● What you should do:
Quote the listing below in its entirety, omitting every image.

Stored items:
** START **
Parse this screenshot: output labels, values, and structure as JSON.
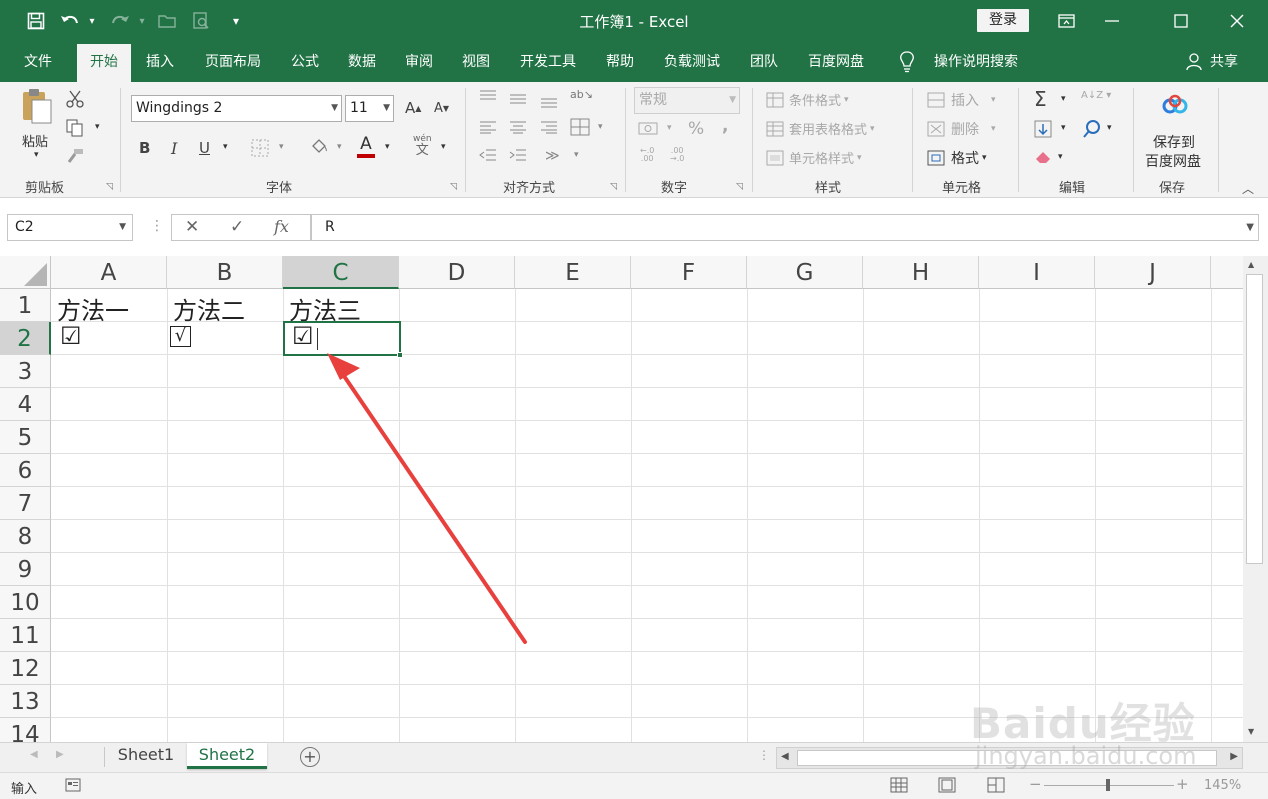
{
  "title_bar": {
    "title": "工作簿1  -  Excel",
    "sign_in": "登录",
    "quick_access": {
      "save_icon": "save-icon",
      "undo_icon": "undo-icon",
      "redo_icon": "redo-icon",
      "customize": "▾"
    }
  },
  "tabs": [
    "文件",
    "开始",
    "插入",
    "页面布局",
    "公式",
    "数据",
    "审阅",
    "视图",
    "开发工具",
    "帮助",
    "负载测试",
    "团队",
    "百度网盘"
  ],
  "active_tab": "开始",
  "tell_me": "操作说明搜索",
  "share": "共享",
  "ribbon": {
    "clipboard": {
      "label": "剪贴板",
      "paste": "粘贴"
    },
    "font": {
      "label": "字体",
      "name": "Wingdings 2",
      "size": "11",
      "bold": "B",
      "italic": "I",
      "underline": "U",
      "grow": "A",
      "shrink": "A",
      "font_color_accent": "#c00000",
      "phonetic": "wén"
    },
    "alignment": {
      "label": "对齐方式"
    },
    "number": {
      "label": "数字",
      "format": "常规",
      "percent": "%",
      "comma": ","
    },
    "styles": {
      "label": "样式",
      "conditional": "条件格式",
      "table": "套用表格格式",
      "cell_styles": "单元格样式"
    },
    "cells": {
      "label": "单元格",
      "insert": "插入",
      "delete": "删除",
      "format": "格式"
    },
    "editing": {
      "label": "编辑",
      "sum": "Σ"
    },
    "save": {
      "label": "保存",
      "button_line1": "保存到",
      "button_line2": "百度网盘"
    }
  },
  "formula_bar": {
    "name_box": "C2",
    "cancel": "✕",
    "enter": "✓",
    "fx": "fx",
    "content": "R"
  },
  "columns": [
    "A",
    "B",
    "C",
    "D",
    "E",
    "F",
    "G",
    "H",
    "I",
    "J"
  ],
  "selected_column": "C",
  "rows": [
    "1",
    "2",
    "3",
    "4",
    "5",
    "6",
    "7",
    "8",
    "9",
    "10",
    "11",
    "12",
    "13",
    "14"
  ],
  "selected_row": "2",
  "cells": {
    "A1": "方法一",
    "B1": "方法二",
    "C1": "方法三",
    "A2": "☑",
    "B2": "√",
    "C2": "☑"
  },
  "sheets": [
    "Sheet1",
    "Sheet2"
  ],
  "active_sheet": "Sheet2",
  "status": {
    "mode": "输入",
    "zoom": "145%"
  },
  "watermark": {
    "brand": "Baidu经验",
    "url": "jingyan.baidu.com"
  },
  "colors": {
    "accent": "#217346",
    "arrow": "#e8413d"
  }
}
** END **
● Task result:
Parse this screenshot: output labels, values, and structure as JSON.
{
  "title_bar": {
    "title": "工作簿1  -  Excel",
    "sign_in": "登录",
    "quick_access": {
      "save_icon": "save-icon",
      "undo_icon": "undo-icon",
      "redo_icon": "redo-icon",
      "customize": "▾"
    }
  },
  "tabs": [
    "文件",
    "开始",
    "插入",
    "页面布局",
    "公式",
    "数据",
    "审阅",
    "视图",
    "开发工具",
    "帮助",
    "负载测试",
    "团队",
    "百度网盘"
  ],
  "active_tab": "开始",
  "tell_me": "操作说明搜索",
  "share": "共享",
  "ribbon": {
    "clipboard": {
      "label": "剪贴板",
      "paste": "粘贴"
    },
    "font": {
      "label": "字体",
      "name": "Wingdings 2",
      "size": "11",
      "bold": "B",
      "italic": "I",
      "underline": "U",
      "grow": "A",
      "shrink": "A",
      "font_color_accent": "#c00000",
      "phonetic": "wén"
    },
    "alignment": {
      "label": "对齐方式"
    },
    "number": {
      "label": "数字",
      "format": "常规",
      "percent": "%",
      "comma": ","
    },
    "styles": {
      "label": "样式",
      "conditional": "条件格式",
      "table": "套用表格格式",
      "cell_styles": "单元格样式"
    },
    "cells": {
      "label": "单元格",
      "insert": "插入",
      "delete": "删除",
      "format": "格式"
    },
    "editing": {
      "label": "编辑",
      "sum": "Σ"
    },
    "save": {
      "label": "保存",
      "button_line1": "保存到",
      "button_line2": "百度网盘"
    }
  },
  "formula_bar": {
    "name_box": "C2",
    "cancel": "✕",
    "enter": "✓",
    "fx": "fx",
    "content": "R"
  },
  "columns": [
    "A",
    "B",
    "C",
    "D",
    "E",
    "F",
    "G",
    "H",
    "I",
    "J"
  ],
  "selected_column": "C",
  "rows": [
    "1",
    "2",
    "3",
    "4",
    "5",
    "6",
    "7",
    "8",
    "9",
    "10",
    "11",
    "12",
    "13",
    "14"
  ],
  "selected_row": "2",
  "cells": {
    "A1": "方法一",
    "B1": "方法二",
    "C1": "方法三",
    "A2": "☑",
    "B2": "√",
    "C2": "☑"
  },
  "sheets": [
    "Sheet1",
    "Sheet2"
  ],
  "active_sheet": "Sheet2",
  "status": {
    "mode": "输入",
    "zoom": "145%"
  },
  "watermark": {
    "brand": "Baidu经验",
    "url": "jingyan.baidu.com"
  },
  "colors": {
    "accent": "#217346",
    "arrow": "#e8413d"
  }
}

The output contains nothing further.